Return only these lines, exactly: the one containing "Extract the structured" and every line after it in the listing.

....

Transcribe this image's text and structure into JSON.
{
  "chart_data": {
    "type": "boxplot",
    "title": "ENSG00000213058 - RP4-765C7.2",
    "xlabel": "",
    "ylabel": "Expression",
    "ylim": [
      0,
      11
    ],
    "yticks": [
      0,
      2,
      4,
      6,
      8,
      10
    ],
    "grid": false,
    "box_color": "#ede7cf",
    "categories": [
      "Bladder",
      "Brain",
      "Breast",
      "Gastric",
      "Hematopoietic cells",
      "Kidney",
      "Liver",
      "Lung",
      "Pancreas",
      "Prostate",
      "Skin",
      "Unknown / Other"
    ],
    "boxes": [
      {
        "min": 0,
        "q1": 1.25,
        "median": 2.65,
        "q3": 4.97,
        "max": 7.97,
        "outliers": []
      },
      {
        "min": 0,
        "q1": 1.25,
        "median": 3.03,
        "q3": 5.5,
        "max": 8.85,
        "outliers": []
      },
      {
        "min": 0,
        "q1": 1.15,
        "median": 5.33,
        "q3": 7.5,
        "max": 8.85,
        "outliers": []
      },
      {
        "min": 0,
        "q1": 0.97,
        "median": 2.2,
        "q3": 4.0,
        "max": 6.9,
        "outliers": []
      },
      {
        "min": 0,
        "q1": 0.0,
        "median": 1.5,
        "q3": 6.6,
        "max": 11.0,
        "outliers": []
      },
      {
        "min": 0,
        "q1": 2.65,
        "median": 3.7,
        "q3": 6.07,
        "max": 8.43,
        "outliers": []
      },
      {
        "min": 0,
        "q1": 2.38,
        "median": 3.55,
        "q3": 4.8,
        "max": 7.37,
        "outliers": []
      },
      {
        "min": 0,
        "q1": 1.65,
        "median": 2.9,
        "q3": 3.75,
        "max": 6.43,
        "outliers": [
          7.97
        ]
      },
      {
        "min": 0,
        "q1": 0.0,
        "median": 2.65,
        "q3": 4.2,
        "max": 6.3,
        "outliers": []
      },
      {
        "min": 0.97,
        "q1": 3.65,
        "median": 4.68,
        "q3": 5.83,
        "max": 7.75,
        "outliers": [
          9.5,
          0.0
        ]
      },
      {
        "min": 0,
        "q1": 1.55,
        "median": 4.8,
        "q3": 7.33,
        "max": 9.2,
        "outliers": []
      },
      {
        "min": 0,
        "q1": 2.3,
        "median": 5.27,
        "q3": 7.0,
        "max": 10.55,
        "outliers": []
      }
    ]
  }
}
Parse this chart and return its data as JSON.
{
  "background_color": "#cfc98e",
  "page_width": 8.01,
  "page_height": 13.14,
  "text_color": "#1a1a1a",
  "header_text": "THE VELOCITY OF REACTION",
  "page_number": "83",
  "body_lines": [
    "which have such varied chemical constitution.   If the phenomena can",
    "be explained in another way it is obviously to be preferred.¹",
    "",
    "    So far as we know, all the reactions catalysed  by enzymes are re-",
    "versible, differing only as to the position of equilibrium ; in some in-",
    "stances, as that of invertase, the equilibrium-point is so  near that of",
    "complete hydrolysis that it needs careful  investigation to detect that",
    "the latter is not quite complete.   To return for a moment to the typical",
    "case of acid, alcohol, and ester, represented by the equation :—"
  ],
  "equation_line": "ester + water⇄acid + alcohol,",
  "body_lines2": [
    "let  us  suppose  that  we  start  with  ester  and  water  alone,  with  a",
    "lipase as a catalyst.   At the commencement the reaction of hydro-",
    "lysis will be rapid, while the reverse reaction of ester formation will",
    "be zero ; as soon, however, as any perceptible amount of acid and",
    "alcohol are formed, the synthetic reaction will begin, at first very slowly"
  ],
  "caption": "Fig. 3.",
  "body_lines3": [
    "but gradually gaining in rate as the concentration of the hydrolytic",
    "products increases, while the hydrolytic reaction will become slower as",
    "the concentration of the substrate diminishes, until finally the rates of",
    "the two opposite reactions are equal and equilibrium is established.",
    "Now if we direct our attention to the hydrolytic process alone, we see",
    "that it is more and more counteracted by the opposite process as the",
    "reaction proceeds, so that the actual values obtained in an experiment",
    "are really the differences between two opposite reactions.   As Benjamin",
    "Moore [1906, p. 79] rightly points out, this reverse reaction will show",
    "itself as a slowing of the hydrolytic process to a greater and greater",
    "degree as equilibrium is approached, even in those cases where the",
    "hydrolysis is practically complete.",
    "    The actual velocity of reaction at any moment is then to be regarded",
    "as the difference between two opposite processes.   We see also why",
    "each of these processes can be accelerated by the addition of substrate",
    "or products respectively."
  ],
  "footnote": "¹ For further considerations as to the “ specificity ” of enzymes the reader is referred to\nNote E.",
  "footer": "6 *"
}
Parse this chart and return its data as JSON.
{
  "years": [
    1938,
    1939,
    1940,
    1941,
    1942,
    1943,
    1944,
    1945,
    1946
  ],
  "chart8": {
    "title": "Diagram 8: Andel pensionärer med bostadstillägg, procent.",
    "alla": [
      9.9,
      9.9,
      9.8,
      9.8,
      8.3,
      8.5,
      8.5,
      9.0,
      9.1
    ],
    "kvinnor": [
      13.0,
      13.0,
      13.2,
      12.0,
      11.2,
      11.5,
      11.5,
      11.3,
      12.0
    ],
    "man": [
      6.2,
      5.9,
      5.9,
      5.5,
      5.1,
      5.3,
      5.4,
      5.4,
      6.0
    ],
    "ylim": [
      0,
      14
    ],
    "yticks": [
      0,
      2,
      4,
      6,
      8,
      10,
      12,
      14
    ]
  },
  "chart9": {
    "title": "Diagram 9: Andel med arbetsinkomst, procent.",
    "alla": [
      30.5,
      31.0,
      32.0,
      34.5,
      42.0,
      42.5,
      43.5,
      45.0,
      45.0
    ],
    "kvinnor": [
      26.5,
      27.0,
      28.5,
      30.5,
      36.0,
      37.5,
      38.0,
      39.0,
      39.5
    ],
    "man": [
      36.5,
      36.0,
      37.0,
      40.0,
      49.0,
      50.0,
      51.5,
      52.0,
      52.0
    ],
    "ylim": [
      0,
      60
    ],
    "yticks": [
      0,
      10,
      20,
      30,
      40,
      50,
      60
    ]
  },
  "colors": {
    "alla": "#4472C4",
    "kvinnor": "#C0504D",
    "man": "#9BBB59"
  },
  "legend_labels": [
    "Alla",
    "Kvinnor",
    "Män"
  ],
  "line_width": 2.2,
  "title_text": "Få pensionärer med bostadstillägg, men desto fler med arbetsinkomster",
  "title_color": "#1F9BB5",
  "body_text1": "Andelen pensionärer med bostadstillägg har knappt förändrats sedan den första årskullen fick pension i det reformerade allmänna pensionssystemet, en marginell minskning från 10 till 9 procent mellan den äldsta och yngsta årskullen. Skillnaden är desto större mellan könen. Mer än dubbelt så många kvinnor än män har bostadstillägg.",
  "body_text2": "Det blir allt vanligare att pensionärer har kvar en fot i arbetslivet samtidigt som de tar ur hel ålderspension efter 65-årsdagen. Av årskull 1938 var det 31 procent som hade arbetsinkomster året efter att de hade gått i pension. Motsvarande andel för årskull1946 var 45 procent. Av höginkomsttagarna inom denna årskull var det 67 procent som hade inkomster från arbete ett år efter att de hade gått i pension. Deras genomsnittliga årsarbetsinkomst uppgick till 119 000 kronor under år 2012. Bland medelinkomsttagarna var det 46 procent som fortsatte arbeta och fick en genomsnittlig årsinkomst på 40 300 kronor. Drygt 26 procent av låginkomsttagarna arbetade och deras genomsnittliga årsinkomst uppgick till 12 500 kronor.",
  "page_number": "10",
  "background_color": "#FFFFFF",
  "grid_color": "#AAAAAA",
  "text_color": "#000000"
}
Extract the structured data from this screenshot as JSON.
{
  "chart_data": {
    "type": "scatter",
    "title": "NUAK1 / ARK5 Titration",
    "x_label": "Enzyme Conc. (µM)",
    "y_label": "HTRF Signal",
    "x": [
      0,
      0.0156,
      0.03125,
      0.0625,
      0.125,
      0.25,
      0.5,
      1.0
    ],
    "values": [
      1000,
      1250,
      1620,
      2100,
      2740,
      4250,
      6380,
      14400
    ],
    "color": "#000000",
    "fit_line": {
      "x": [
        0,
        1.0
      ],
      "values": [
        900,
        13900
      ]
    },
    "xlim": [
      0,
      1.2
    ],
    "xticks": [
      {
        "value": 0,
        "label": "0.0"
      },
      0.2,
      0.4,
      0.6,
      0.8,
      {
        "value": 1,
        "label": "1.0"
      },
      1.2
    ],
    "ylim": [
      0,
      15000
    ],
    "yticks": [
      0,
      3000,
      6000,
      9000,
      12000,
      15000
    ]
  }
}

....

### Solution to the exercise
Extract the structured data from this screenshot as JSON.
{
  "chart_data": {
    "type": "scatter",
    "title": "NUAK1 / ARK5 Titration",
    "x_label": "Enzyme Conc. (µM)",
    "y_label": "HTRF Signal",
    "x": [
      0,
      0.0156,
      0.03125,
      0.0625,
      0.125,
      0.25,
      0.5,
      1.0
    ],
    "values": [
      1000,
      1250,
      1620,
      2100,
      2740,
      4250,
      6380,
      14400
    ],
    "color": "#000000",
    "fit_line": {
      "x": [
        0,
        1.0
      ],
      "values": [
        900,
        13900
      ]
    },
    "xlim": [
      0,
      1.2
    ],
    "xticks": [
      {
        "value": 0,
        "label": "0.0"
      },
      0.2,
      0.4,
      0.6,
      0.8,
      {
        "value": 1,
        "label": "1.0"
      },
      1.2
    ],
    "ylim": [
      0,
      15000
    ],
    "yticks": [
      0,
      3000,
      6000,
      9000,
      12000,
      15000
    ]
  }
}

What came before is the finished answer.